→ 記述問題 1
課題文の「ゲームを始めた当初は、安価で」から「する時給も馬鹿になりません。」までを、「トラクター」を「作業車」に置き換えて書き直しなさい。
→ 記述問題 2
課題文によると、フレンドと農場経営すればかからなくなる費用は何ですか。

→ 課題文

━━━━━━━━━━

ゲームを始めた当初は、安価でパワー不足なトラクター数台にカルチベーター(畑を耕すアタッチメント)と種蒔き機。収穫機しか持っていません。それらを駆使して農場を経営していく訳ですが、如何せん一人でそれを全部こなすのは実時間も実労力も相当使います。人を雇って作業を代わりにやってもらうことは可能なのですが、序盤の資金不足の際。発生する時給も馬鹿になりません。
そこでマルチでの協力プレイに光明を見出そうと不精な筆者は画策する訳です。フレンドと農場経営すれば人件費もかかりませんし、眠くなりがちな一人農作業も話しながらやればそれは楽しいひと時になるに違いありません。

━━━━━━━━━━

→ 提示資料
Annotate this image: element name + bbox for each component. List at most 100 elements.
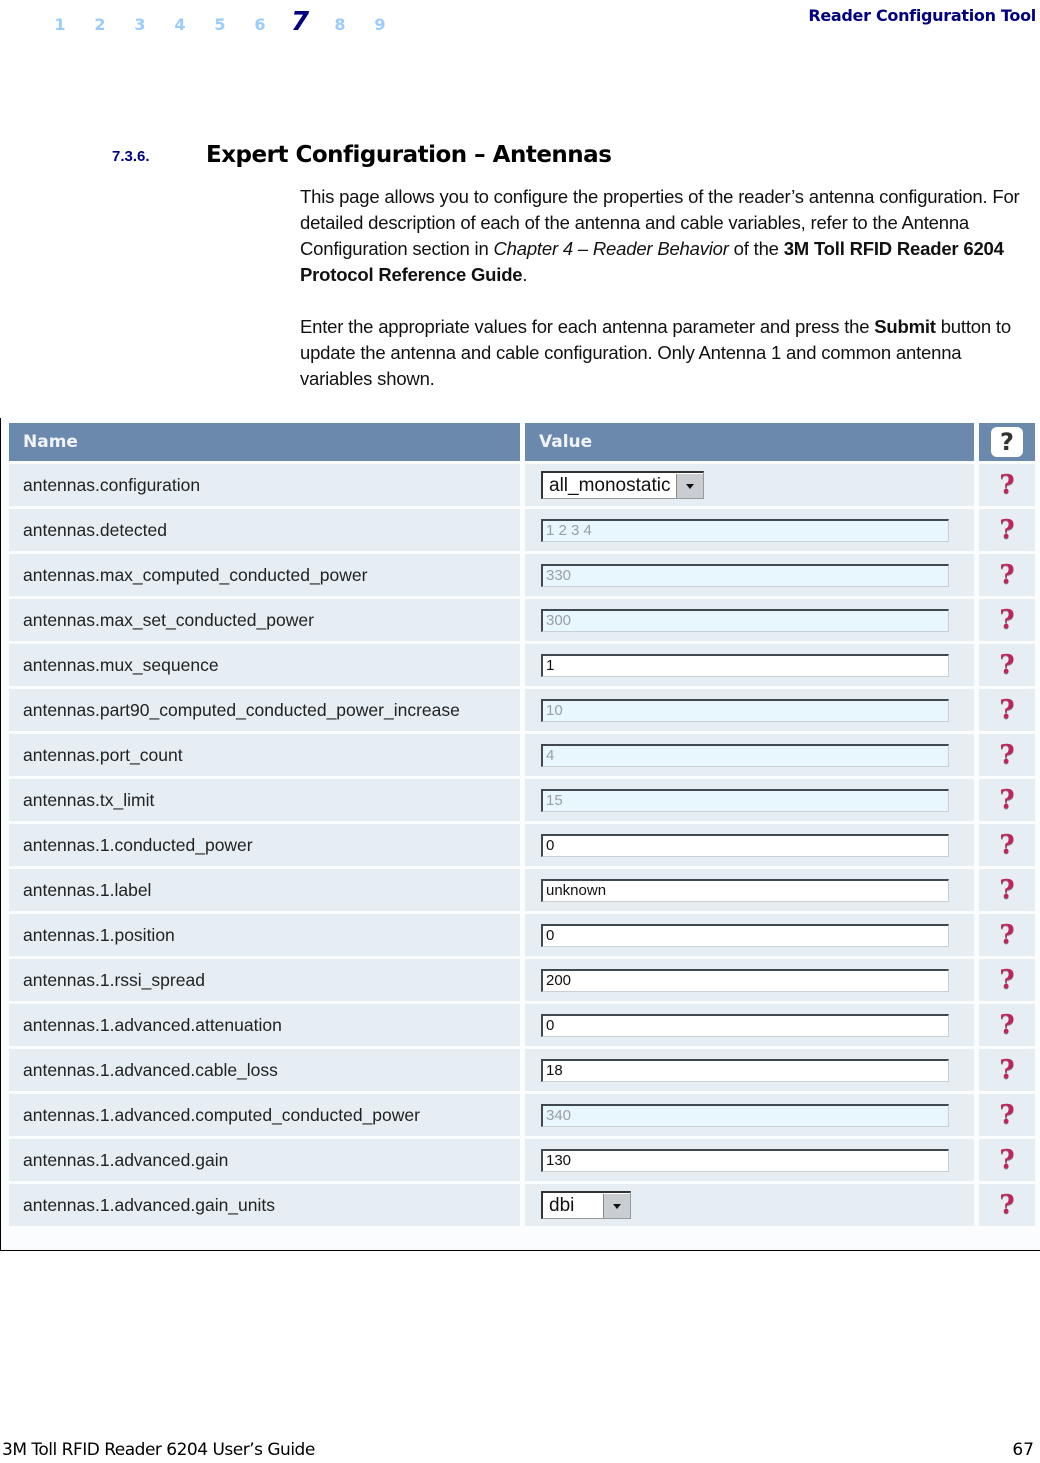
help-question-icon[interactable]: ? (999, 785, 1014, 815)
chapter-link[interactable]: 8 (320, 15, 360, 34)
parameter-value-cell: 340 (525, 1094, 974, 1136)
help-cell: ? (978, 734, 1035, 776)
help-question-icon[interactable]: ? (999, 830, 1014, 860)
chapter-link[interactable]: 6 (240, 15, 280, 34)
table-row: antennas.tx_limit 15? (9, 779, 1035, 821)
help-question-icon[interactable]: ? (999, 1055, 1014, 1085)
help-cell: ? (978, 959, 1035, 1001)
help-cell: ? (978, 824, 1035, 866)
page-number: 67 (1012, 1440, 1034, 1460)
chapter-link[interactable]: 2 (80, 15, 120, 34)
chapter-link-active[interactable]: 7 (280, 9, 320, 35)
parameter-name: antennas.port_count (9, 734, 520, 776)
parameter-value-cell: 1 (525, 644, 974, 686)
help-question-icon[interactable]: ? (999, 515, 1014, 545)
chapter-link[interactable]: 9 (360, 15, 400, 34)
parameter-value-cell: 10 (525, 689, 974, 731)
parameter-name: antennas.part90_computed_conducted_power… (9, 689, 520, 731)
parameter-name: antennas.detected (9, 509, 520, 551)
help-cell: ? (978, 779, 1035, 821)
chapter-link[interactable]: 5 (200, 15, 240, 34)
readonly-field: 15 (541, 788, 949, 812)
parameter-name: antennas.1.rssi_spread (9, 959, 520, 1001)
table-row: antennas.configuration all_monostatic? (9, 464, 1035, 506)
help-cell: ? (978, 554, 1035, 596)
help-question-icon[interactable]: ? (999, 470, 1014, 500)
parameter-value-cell: 200 (525, 959, 974, 1001)
parameter-input[interactable]: 0 (541, 923, 949, 947)
submit-reference: Submit (874, 316, 936, 337)
table-row: antennas.1.rssi_spread 200? (9, 959, 1035, 1001)
readonly-field: 330 (541, 563, 949, 587)
parameter-value-cell: 0 (525, 1004, 974, 1046)
parameter-input[interactable]: 18 (541, 1058, 949, 1082)
section-number: 7.3.6. (112, 148, 150, 165)
parameter-name: antennas.1.conducted_power (9, 824, 520, 866)
parameter-name: antennas.max_computed_conducted_power (9, 554, 520, 596)
parameter-name: antennas.tx_limit (9, 779, 520, 821)
readonly-field: 1 2 3 4 (541, 518, 949, 542)
help-cell: ? (978, 1049, 1035, 1091)
table-row: antennas.1.label unknown? (9, 869, 1035, 911)
help-question-icon[interactable]: ? (999, 920, 1014, 950)
help-question-icon[interactable]: ? (999, 1010, 1014, 1040)
parameter-name: antennas.1.position (9, 914, 520, 956)
help-question-icon[interactable]: ? (999, 560, 1014, 590)
help-question-icon[interactable]: ? (999, 965, 1014, 995)
help-question-icon[interactable]: ? (999, 650, 1014, 680)
parameter-value-cell: 0 (525, 914, 974, 956)
table-row: antennas.1.advanced.gain 130? (9, 1139, 1035, 1181)
parameter-name: antennas.1.advanced.attenuation (9, 1004, 520, 1046)
help-question-icon[interactable]: ? (999, 605, 1014, 635)
help-cell: ? (978, 599, 1035, 641)
help-cell: ? (978, 644, 1035, 686)
help-question-icon[interactable]: ? (999, 740, 1014, 770)
instruction-text: Enter the appropriate values for each an… (300, 316, 875, 337)
help-question-icon[interactable]: ? (999, 1190, 1014, 1220)
parameter-input[interactable]: unknown (541, 878, 949, 902)
parameter-value-cell: 15 (525, 779, 974, 821)
help-question-icon[interactable]: ? (999, 1100, 1014, 1130)
column-header-help: ? (978, 423, 1035, 461)
chapter-nav: 1 2 3 4 5 6 7 8 9 (40, 4, 400, 35)
help-cell: ? (978, 1094, 1035, 1136)
help-question-icon[interactable]: ? (999, 695, 1014, 725)
table-row: antennas.1.advanced.computed_conducted_p… (9, 1094, 1035, 1136)
parameter-value-cell: dbi (525, 1184, 974, 1226)
dropdown-arrow-icon[interactable] (603, 1193, 630, 1218)
footer-guide-title: 3M Toll RFID Reader 6204 User’s Guide (2, 1440, 315, 1460)
parameter-input[interactable]: 0 (541, 1013, 949, 1037)
parameter-name: antennas.mux_sequence (9, 644, 520, 686)
parameter-name: antennas.1.label (9, 869, 520, 911)
readonly-field: 4 (541, 743, 949, 767)
table-row: antennas.1.advanced.cable_loss 18? (9, 1049, 1035, 1091)
chapter-link[interactable]: 1 (40, 15, 80, 34)
parameter-input[interactable]: 200 (541, 968, 949, 992)
table-row: antennas.port_count 4? (9, 734, 1035, 776)
table-row: antennas.1.advanced.attenuation 0? (9, 1004, 1035, 1046)
dropdown-arrow-icon[interactable] (676, 473, 704, 498)
chapter-link[interactable]: 3 (120, 15, 160, 34)
parameter-name: antennas.max_set_conducted_power (9, 599, 520, 641)
parameter-input[interactable]: 1 (541, 653, 949, 677)
help-question-icon[interactable]: ? (999, 1145, 1014, 1175)
parameter-input[interactable]: 0 (541, 833, 949, 857)
select-value: all_monostatic (549, 474, 671, 496)
table-row: antennas.max_computed_conducted_power 330… (9, 554, 1035, 596)
parameter-value-cell: unknown (525, 869, 974, 911)
help-cell: ? (978, 1004, 1035, 1046)
intro-text: . (522, 264, 528, 285)
parameter-value-cell: 130 (525, 1139, 974, 1181)
table-row: antennas.1.advanced.gain_units dbi? (9, 1184, 1035, 1226)
table-row: antennas.1.position 0? (9, 914, 1035, 956)
parameter-select[interactable]: all_monostatic (541, 471, 705, 499)
help-question-icon[interactable]: ? (999, 875, 1014, 905)
parameter-input[interactable]: 130 (541, 1148, 949, 1172)
table-row: antennas.detected 1 2 3 4? (9, 509, 1035, 551)
chapter-link[interactable]: 4 (160, 15, 200, 34)
parameter-select[interactable]: dbi (541, 1191, 631, 1219)
help-header-icon[interactable]: ? (990, 427, 1023, 457)
parameter-value-cell: 330 (525, 554, 974, 596)
intro-paragraph: This page allows you to configure the pr… (300, 184, 1032, 288)
help-cell: ? (978, 689, 1035, 731)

━━━━━━━━━━

→ 解答全文 1
ゲームを始めた当初は、安価でパワー不足な作業車数台にカルチベーター(畑を耕すアタッチメント)と種蒔き機。収穫機しか持っていません。それらを駆使して農場を経営していく訳ですが、如何せん一人でそれを全部こなすのは実時間も実労力も相当使います。人を雇って作業を代わりにやってもらうことは可能なのですが、序盤の資金不足の際。発生する時給も馬鹿になりません。

→ 解答全文 2
人件費です。